→ **Problem details**: Without the pictures, please reproduce only the lines from the one with "Serialize everything readable" through the one with "Extract the structured", both included.

# Dataset records start

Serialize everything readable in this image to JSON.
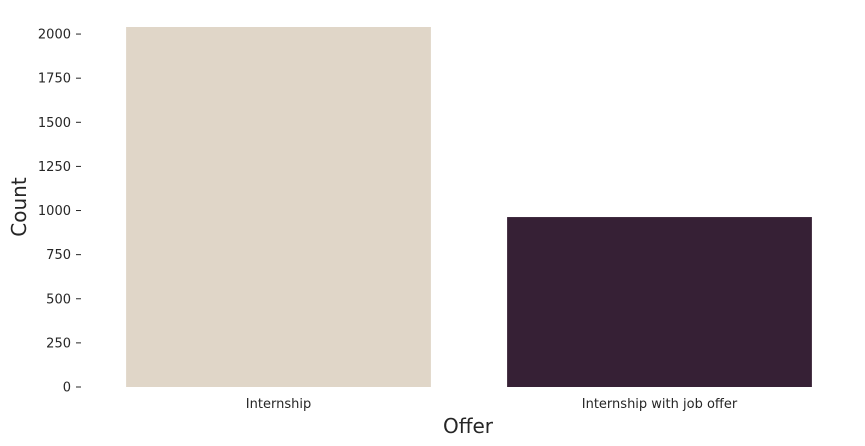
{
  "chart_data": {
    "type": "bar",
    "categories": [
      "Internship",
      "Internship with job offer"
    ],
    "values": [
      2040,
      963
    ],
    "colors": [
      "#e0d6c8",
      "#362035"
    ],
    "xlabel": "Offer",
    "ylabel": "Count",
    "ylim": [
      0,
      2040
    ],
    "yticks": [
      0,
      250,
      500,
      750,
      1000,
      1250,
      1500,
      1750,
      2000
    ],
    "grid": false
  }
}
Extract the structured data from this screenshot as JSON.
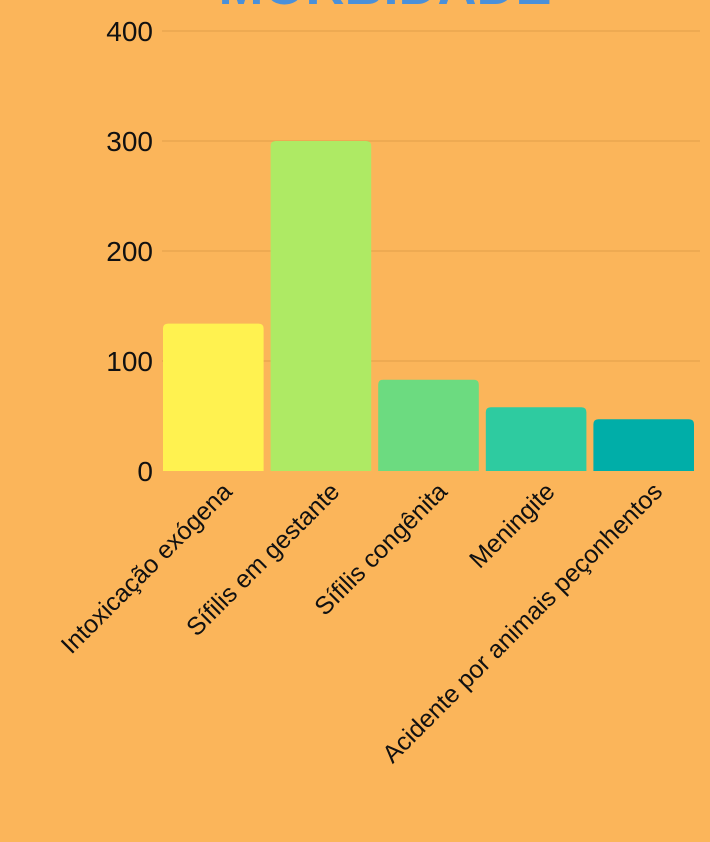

# Dataset records end
# Dataset records start

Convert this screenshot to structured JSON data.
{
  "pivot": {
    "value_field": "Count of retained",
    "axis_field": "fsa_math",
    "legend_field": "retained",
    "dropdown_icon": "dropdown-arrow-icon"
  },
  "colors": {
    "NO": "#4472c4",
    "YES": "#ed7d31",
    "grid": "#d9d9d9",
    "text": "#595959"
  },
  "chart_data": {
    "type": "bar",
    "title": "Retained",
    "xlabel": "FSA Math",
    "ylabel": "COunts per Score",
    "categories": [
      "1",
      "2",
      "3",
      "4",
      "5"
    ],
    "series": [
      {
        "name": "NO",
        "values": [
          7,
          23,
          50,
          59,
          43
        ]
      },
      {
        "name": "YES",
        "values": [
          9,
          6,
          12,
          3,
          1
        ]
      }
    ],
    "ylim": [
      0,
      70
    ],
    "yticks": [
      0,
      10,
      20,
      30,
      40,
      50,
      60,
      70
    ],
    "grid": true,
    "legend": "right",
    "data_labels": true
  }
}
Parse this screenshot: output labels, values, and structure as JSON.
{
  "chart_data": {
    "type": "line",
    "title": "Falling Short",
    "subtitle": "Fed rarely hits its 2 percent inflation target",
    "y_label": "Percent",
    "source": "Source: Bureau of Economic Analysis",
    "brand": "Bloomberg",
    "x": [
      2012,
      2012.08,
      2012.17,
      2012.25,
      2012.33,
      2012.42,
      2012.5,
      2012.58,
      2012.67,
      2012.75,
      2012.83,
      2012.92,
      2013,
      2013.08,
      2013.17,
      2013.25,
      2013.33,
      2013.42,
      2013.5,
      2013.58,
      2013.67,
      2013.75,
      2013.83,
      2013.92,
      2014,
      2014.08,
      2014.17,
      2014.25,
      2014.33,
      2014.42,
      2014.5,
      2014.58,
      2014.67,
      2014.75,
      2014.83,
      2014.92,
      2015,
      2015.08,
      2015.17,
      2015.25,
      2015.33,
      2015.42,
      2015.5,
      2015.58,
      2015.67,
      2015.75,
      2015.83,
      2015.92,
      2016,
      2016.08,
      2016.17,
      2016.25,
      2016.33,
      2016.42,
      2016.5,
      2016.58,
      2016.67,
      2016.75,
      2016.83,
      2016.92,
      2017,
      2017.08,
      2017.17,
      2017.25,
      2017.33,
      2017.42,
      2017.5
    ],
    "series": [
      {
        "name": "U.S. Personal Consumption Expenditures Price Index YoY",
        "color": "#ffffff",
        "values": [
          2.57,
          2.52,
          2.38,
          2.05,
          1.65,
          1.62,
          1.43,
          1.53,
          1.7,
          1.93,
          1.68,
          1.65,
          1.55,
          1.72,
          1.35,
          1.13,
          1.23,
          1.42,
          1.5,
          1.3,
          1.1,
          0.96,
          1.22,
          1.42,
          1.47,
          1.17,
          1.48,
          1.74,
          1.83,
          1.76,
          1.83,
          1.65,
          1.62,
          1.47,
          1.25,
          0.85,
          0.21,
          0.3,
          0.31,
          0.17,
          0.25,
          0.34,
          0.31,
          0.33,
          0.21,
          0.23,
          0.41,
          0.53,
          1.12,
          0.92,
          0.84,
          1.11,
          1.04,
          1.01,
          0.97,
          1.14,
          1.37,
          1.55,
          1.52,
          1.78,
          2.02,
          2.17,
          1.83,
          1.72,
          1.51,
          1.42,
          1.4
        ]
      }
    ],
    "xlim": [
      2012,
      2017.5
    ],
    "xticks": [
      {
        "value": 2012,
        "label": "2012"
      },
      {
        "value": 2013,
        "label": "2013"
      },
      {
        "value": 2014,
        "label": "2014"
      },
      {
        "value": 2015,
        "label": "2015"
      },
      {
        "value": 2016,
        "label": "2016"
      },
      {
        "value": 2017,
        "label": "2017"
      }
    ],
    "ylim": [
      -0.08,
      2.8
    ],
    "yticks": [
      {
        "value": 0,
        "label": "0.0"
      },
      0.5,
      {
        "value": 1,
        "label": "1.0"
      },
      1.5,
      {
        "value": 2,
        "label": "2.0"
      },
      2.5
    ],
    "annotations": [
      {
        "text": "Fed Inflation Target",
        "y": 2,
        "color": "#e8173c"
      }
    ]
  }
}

# Dataset records end

→ **Task result**:
Serialize everything readable in this image to JSON.
{
  "chart_data": {
    "type": "bar",
    "categories": [
      "Internship",
      "Internship with job offer"
    ],
    "values": [
      2040,
      963
    ],
    "colors": [
      "#e0d6c8",
      "#362035"
    ],
    "xlabel": "Offer",
    "ylabel": "Count",
    "ylim": [
      0,
      2040
    ],
    "yticks": [
      0,
      250,
      500,
      750,
      1000,
      1250,
      1500,
      1750,
      2000
    ],
    "grid": false
  }
}
Extract the structured data from this screenshot as JSON.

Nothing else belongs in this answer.